> [THE TASK]: Include no pictures. Output exactly the lines from the one that contains "What data populates" through the final line of the entries.

Dataset records:
----------------

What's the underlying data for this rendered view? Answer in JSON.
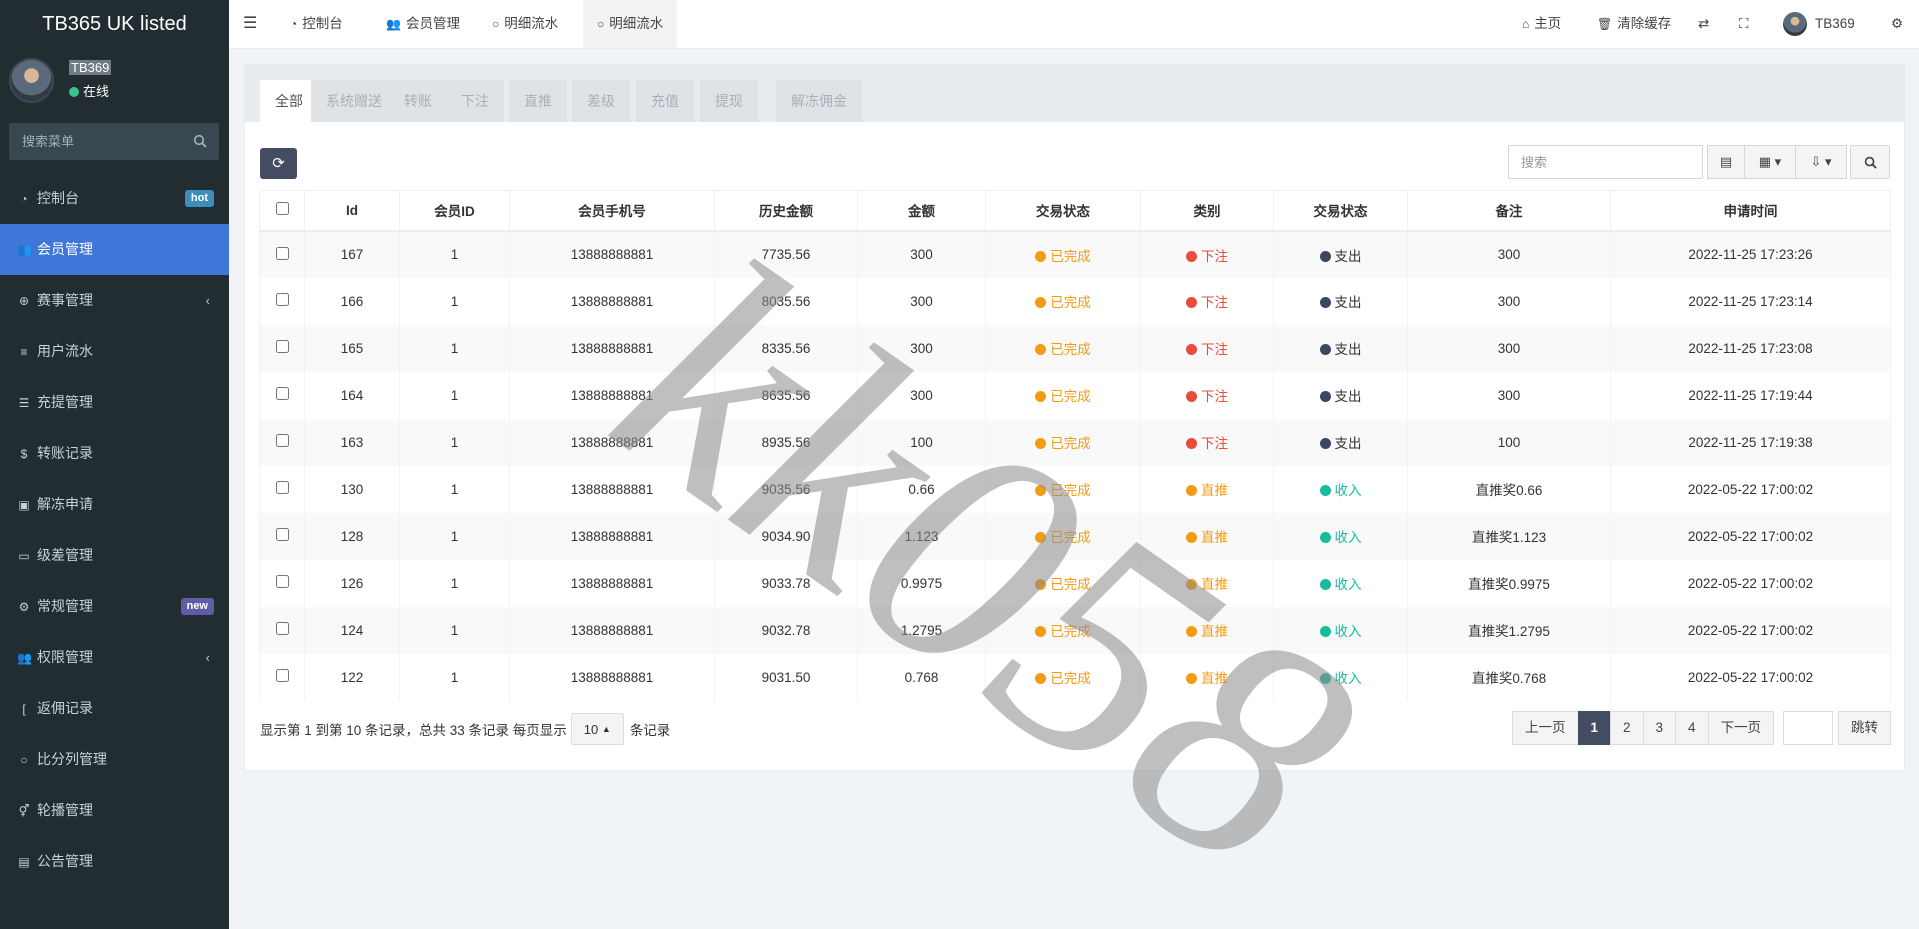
{
  "brand": "TB365 UK listed",
  "user": {
    "name": "TB369",
    "status": "在线"
  },
  "sidebar": {
    "search_placeholder": "搜索菜单",
    "items": [
      {
        "label": "控制台",
        "icon": "dashboard-icon",
        "badge": "hot"
      },
      {
        "label": "会员管理",
        "icon": "users-icon",
        "active": true
      },
      {
        "label": "赛事管理",
        "icon": "globe-icon",
        "chevron": "‹"
      },
      {
        "label": "用户流水",
        "icon": "list-icon"
      },
      {
        "label": "充提管理",
        "icon": "list-alt-icon"
      },
      {
        "label": "转账记录",
        "icon": "money-icon"
      },
      {
        "label": "解冻申请",
        "icon": "image-icon"
      },
      {
        "label": "级差管理",
        "icon": "window-icon"
      },
      {
        "label": "常规管理",
        "icon": "cogs-icon",
        "badge": "new"
      },
      {
        "label": "权限管理",
        "icon": "users-icon",
        "chevron": "‹"
      },
      {
        "label": "返佣记录",
        "icon": "bracket-icon"
      },
      {
        "label": "比分列管理",
        "icon": "circle-icon"
      },
      {
        "label": "轮播管理",
        "icon": "venus-mars-icon"
      },
      {
        "label": "公告管理",
        "icon": "newspaper-icon"
      }
    ]
  },
  "topbar": {
    "nav": [
      "控制台",
      "会员管理",
      "明细流水",
      "明细流水"
    ],
    "right": {
      "home": "主页",
      "clear_cache": "清除缓存",
      "username": "TB369"
    }
  },
  "filter_tabs": [
    "全部",
    "系统赠送",
    "转账",
    "下注",
    "直推",
    "差级",
    "充值",
    "提现",
    "解冻佣金"
  ],
  "toolbar": {
    "search_placeholder": "搜索"
  },
  "table": {
    "headers": [
      "Id",
      "会员ID",
      "会员手机号",
      "历史金额",
      "金额",
      "交易状态",
      "类别",
      "交易状态",
      "备注",
      "申请时间"
    ],
    "rows": [
      {
        "id": "167",
        "member_id": "1",
        "phone": "13888888881",
        "history": "7735.56",
        "amount": "300",
        "status": "已完成",
        "category": "下注",
        "flow": "支出",
        "note": "300",
        "time": "2022-11-25 17:23:26"
      },
      {
        "id": "166",
        "member_id": "1",
        "phone": "13888888881",
        "history": "8035.56",
        "amount": "300",
        "status": "已完成",
        "category": "下注",
        "flow": "支出",
        "note": "300",
        "time": "2022-11-25 17:23:14"
      },
      {
        "id": "165",
        "member_id": "1",
        "phone": "13888888881",
        "history": "8335.56",
        "amount": "300",
        "status": "已完成",
        "category": "下注",
        "flow": "支出",
        "note": "300",
        "time": "2022-11-25 17:23:08"
      },
      {
        "id": "164",
        "member_id": "1",
        "phone": "13888888881",
        "history": "8635.56",
        "amount": "300",
        "status": "已完成",
        "category": "下注",
        "flow": "支出",
        "note": "300",
        "time": "2022-11-25 17:19:44"
      },
      {
        "id": "163",
        "member_id": "1",
        "phone": "13888888881",
        "history": "8935.56",
        "amount": "100",
        "status": "已完成",
        "category": "下注",
        "flow": "支出",
        "note": "100",
        "time": "2022-11-25 17:19:38"
      },
      {
        "id": "130",
        "member_id": "1",
        "phone": "13888888881",
        "history": "9035.56",
        "amount": "0.66",
        "status": "已完成",
        "category": "直推",
        "flow": "收入",
        "note": "直推奖0.66",
        "time": "2022-05-22 17:00:02"
      },
      {
        "id": "128",
        "member_id": "1",
        "phone": "13888888881",
        "history": "9034.90",
        "amount": "1.123",
        "status": "已完成",
        "category": "直推",
        "flow": "收入",
        "note": "直推奖1.123",
        "time": "2022-05-22 17:00:02"
      },
      {
        "id": "126",
        "member_id": "1",
        "phone": "13888888881",
        "history": "9033.78",
        "amount": "0.9975",
        "status": "已完成",
        "category": "直推",
        "flow": "收入",
        "note": "直推奖0.9975",
        "time": "2022-05-22 17:00:02"
      },
      {
        "id": "124",
        "member_id": "1",
        "phone": "13888888881",
        "history": "9032.78",
        "amount": "1.2795",
        "status": "已完成",
        "category": "直推",
        "flow": "收入",
        "note": "直推奖1.2795",
        "time": "2022-05-22 17:00:02"
      },
      {
        "id": "122",
        "member_id": "1",
        "phone": "13888888881",
        "history": "9031.50",
        "amount": "0.768",
        "status": "已完成",
        "category": "直推",
        "flow": "收入",
        "note": "直推奖0.768",
        "time": "2022-05-22 17:00:02"
      }
    ]
  },
  "footer": {
    "info": "显示第 1 到第 10 条记录，总共 33 条记录 每页显示",
    "page_size": "10",
    "suffix": "条记录",
    "prev": "上一页",
    "pages": [
      "1",
      "2",
      "3",
      "4"
    ],
    "current_page": "1",
    "next": "下一页",
    "jump": "跳转"
  },
  "watermark": "kk058",
  "colors": {
    "sidebar": "#222d32",
    "active_menu": "#3f76d8",
    "primary_btn": "#444c61",
    "complete": "#f39c12",
    "bet": "#e74c3c",
    "expense": "#3b4660",
    "income": "#18bc9c"
  }
}
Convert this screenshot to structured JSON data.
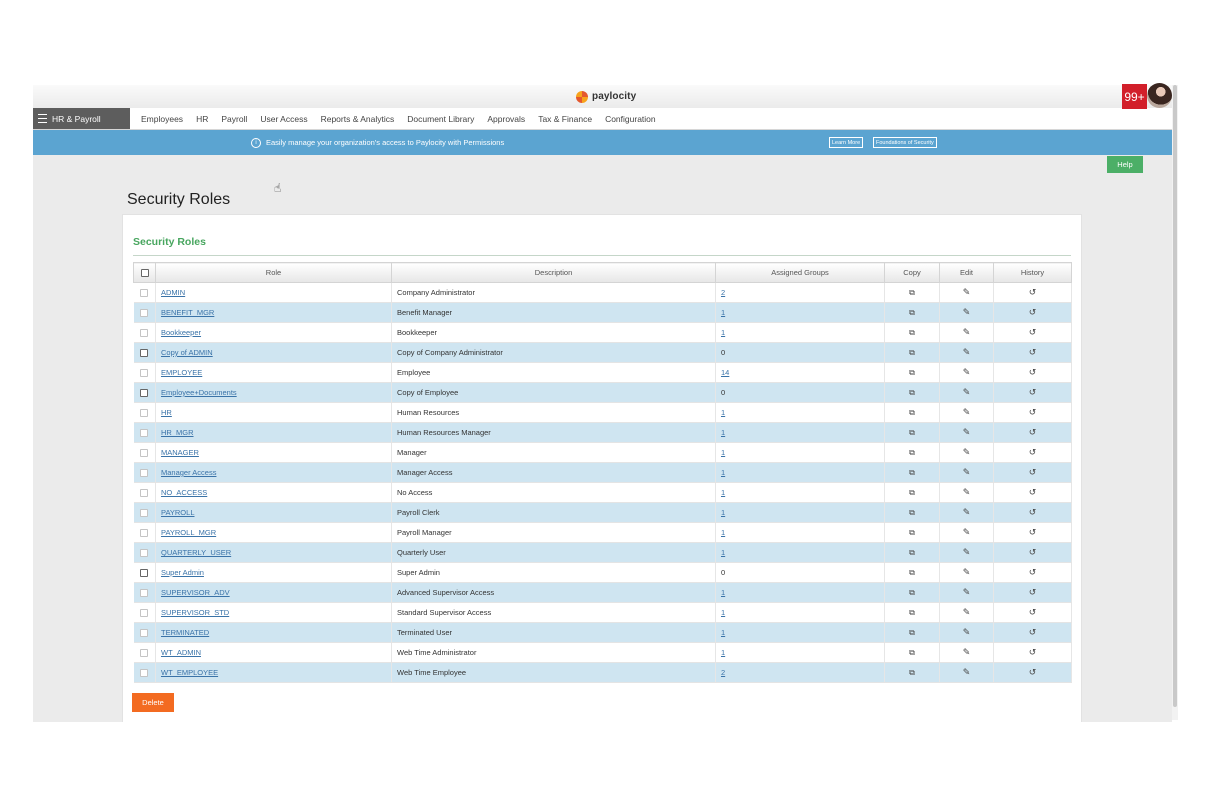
{
  "logo": {
    "text": "paylocity"
  },
  "product_menu": {
    "label": "HR & Payroll"
  },
  "nav": {
    "items": [
      "Employees",
      "HR",
      "Payroll",
      "User Access",
      "Reports & Analytics",
      "Document Library",
      "Approvals",
      "Tax & Finance",
      "Configuration"
    ]
  },
  "banner": {
    "message": "Easily manage your organization's access to Paylocity with Permissions",
    "learn_more": "Learn More",
    "foundations": "Foundations of Security"
  },
  "help_label": "Help",
  "notifications": {
    "count": "99+"
  },
  "page_title": "Security Roles",
  "card": {
    "title": "Security Roles",
    "columns": {
      "role": "Role",
      "description": "Description",
      "assigned_groups": "Assigned Groups",
      "copy": "Copy",
      "edit": "Edit",
      "history": "History"
    },
    "rows": [
      {
        "role": "ADMIN",
        "description": "Company Administrator",
        "groups": "2",
        "groups_link": true,
        "checkbox_enabled": false
      },
      {
        "role": "BENEFIT_MGR",
        "description": "Benefit Manager",
        "groups": "1",
        "groups_link": true,
        "checkbox_enabled": false
      },
      {
        "role": "Bookkeeper",
        "description": "Bookkeeper",
        "groups": "1",
        "groups_link": true,
        "checkbox_enabled": false
      },
      {
        "role": "Copy of ADMIN",
        "description": "Copy of Company Administrator",
        "groups": "0",
        "groups_link": false,
        "checkbox_enabled": true
      },
      {
        "role": "EMPLOYEE",
        "description": "Employee",
        "groups": "14",
        "groups_link": true,
        "checkbox_enabled": false
      },
      {
        "role": "Employee+Documents",
        "description": "Copy of Employee",
        "groups": "0",
        "groups_link": false,
        "checkbox_enabled": true
      },
      {
        "role": "HR",
        "description": "Human Resources",
        "groups": "1",
        "groups_link": true,
        "checkbox_enabled": false
      },
      {
        "role": "HR_MGR",
        "description": "Human Resources Manager",
        "groups": "1",
        "groups_link": true,
        "checkbox_enabled": false
      },
      {
        "role": "MANAGER",
        "description": "Manager",
        "groups": "1",
        "groups_link": true,
        "checkbox_enabled": false
      },
      {
        "role": "Manager Access",
        "description": "Manager Access",
        "groups": "1",
        "groups_link": true,
        "checkbox_enabled": false
      },
      {
        "role": "NO_ACCESS",
        "description": "No Access",
        "groups": "1",
        "groups_link": true,
        "checkbox_enabled": false
      },
      {
        "role": "PAYROLL",
        "description": "Payroll Clerk",
        "groups": "1",
        "groups_link": true,
        "checkbox_enabled": false
      },
      {
        "role": "PAYROLL_MGR",
        "description": "Payroll Manager",
        "groups": "1",
        "groups_link": true,
        "checkbox_enabled": false
      },
      {
        "role": "QUARTERLY_USER",
        "description": "Quarterly User",
        "groups": "1",
        "groups_link": true,
        "checkbox_enabled": false
      },
      {
        "role": "Super Admin",
        "description": "Super Admin",
        "groups": "0",
        "groups_link": false,
        "checkbox_enabled": true
      },
      {
        "role": "SUPERVISOR_ADV",
        "description": "Advanced Supervisor Access",
        "groups": "1",
        "groups_link": true,
        "checkbox_enabled": false
      },
      {
        "role": "SUPERVISOR_STD",
        "description": "Standard Supervisor Access",
        "groups": "1",
        "groups_link": true,
        "checkbox_enabled": false
      },
      {
        "role": "TERMINATED",
        "description": "Terminated User",
        "groups": "1",
        "groups_link": true,
        "checkbox_enabled": false
      },
      {
        "role": "WT_ADMIN",
        "description": "Web Time Administrator",
        "groups": "1",
        "groups_link": true,
        "checkbox_enabled": false
      },
      {
        "role": "WT_EMPLOYEE",
        "description": "Web Time Employee",
        "groups": "2",
        "groups_link": true,
        "checkbox_enabled": false
      }
    ]
  },
  "delete_label": "Delete",
  "icons": {
    "copy": "copy-icon",
    "edit": "pencil-icon",
    "history": "history-icon",
    "info": "info-icon",
    "menu": "hamburger-icon"
  },
  "colors": {
    "banner": "#5ba4d1",
    "accent_green": "#48a65f",
    "help": "#4caf67",
    "delete": "#f36b21",
    "row_alt": "#cfe5f1",
    "link": "#3a73a8",
    "badge": "#d21f2a"
  }
}
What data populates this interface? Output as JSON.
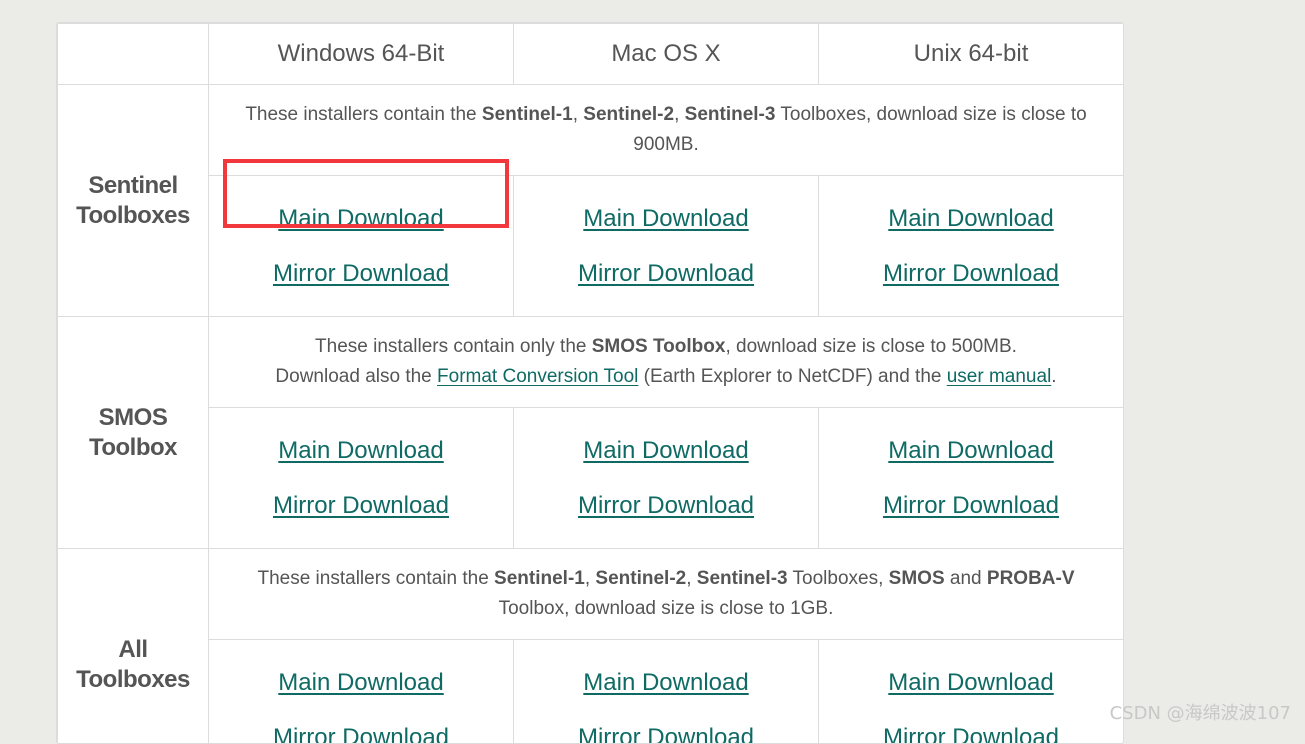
{
  "header": {
    "windows": "Windows 64-Bit",
    "mac": "Mac OS X",
    "unix": "Unix 64-bit"
  },
  "sections": [
    {
      "cat_line1": "Sentinel",
      "cat_line2": "Toolboxes",
      "desc": {
        "p1": "These installers contain the ",
        "b1": "Sentinel-1",
        "s1": ", ",
        "b2": "Sentinel-2",
        "s2": ", ",
        "b3": "Sentinel-3",
        "p2": " Toolboxes, download size is close to 900MB."
      }
    },
    {
      "cat_line1": "SMOS",
      "cat_line2": "Toolbox",
      "desc": {
        "p1": "These installers contain only the ",
        "b1": "SMOS Toolbox",
        "p2": ", download size is close to 500MB.",
        "p3": "Download also the ",
        "link1": "Format Conversion Tool",
        "p4": " (Earth Explorer to NetCDF) and the ",
        "link2": "user manual",
        "p5": "."
      }
    },
    {
      "cat_line1": "All",
      "cat_line2": "Toolboxes",
      "desc": {
        "p1": "These installers contain the ",
        "b1": "Sentinel-1",
        "s1": ", ",
        "b2": "Sentinel-2",
        "s2": ", ",
        "b3": "Sentinel-3",
        "p2": " Toolboxes, ",
        "b4": "SMOS",
        "p3": " and ",
        "b5": "PROBA-V",
        "p4": " Toolbox, download size is close to 1GB."
      }
    }
  ],
  "links": {
    "main": "Main Download",
    "mirror": "Mirror Download"
  },
  "watermark": "CSDN @海绵波波107",
  "colors": {
    "link": "#0f6a64",
    "highlight": "#f2383c"
  }
}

----------------

> [RESULT FOR THIS TASK]:
What data populates this interface? Output as JSON.
{
  "header": {
    "windows": "Windows 64-Bit",
    "mac": "Mac OS X",
    "unix": "Unix 64-bit"
  },
  "sections": [
    {
      "cat_line1": "Sentinel",
      "cat_line2": "Toolboxes",
      "desc": {
        "p1": "These installers contain the ",
        "b1": "Sentinel-1",
        "s1": ", ",
        "b2": "Sentinel-2",
        "s2": ", ",
        "b3": "Sentinel-3",
        "p2": " Toolboxes, download size is close to 900MB."
      }
    },
    {
      "cat_line1": "SMOS",
      "cat_line2": "Toolbox",
      "desc": {
        "p1": "These installers contain only the ",
        "b1": "SMOS Toolbox",
        "p2": ", download size is close to 500MB.",
        "p3": "Download also the ",
        "link1": "Format Conversion Tool",
        "p4": " (Earth Explorer to NetCDF) and the ",
        "link2": "user manual",
        "p5": "."
      }
    },
    {
      "cat_line1": "All",
      "cat_line2": "Toolboxes",
      "desc": {
        "p1": "These installers contain the ",
        "b1": "Sentinel-1",
        "s1": ", ",
        "b2": "Sentinel-2",
        "s2": ", ",
        "b3": "Sentinel-3",
        "p2": " Toolboxes, ",
        "b4": "SMOS",
        "p3": " and ",
        "b5": "PROBA-V",
        "p4": " Toolbox, download size is close to 1GB."
      }
    }
  ],
  "links": {
    "main": "Main Download",
    "mirror": "Mirror Download"
  },
  "watermark": "CSDN @海绵波波107",
  "colors": {
    "link": "#0f6a64",
    "highlight": "#f2383c"
  }
}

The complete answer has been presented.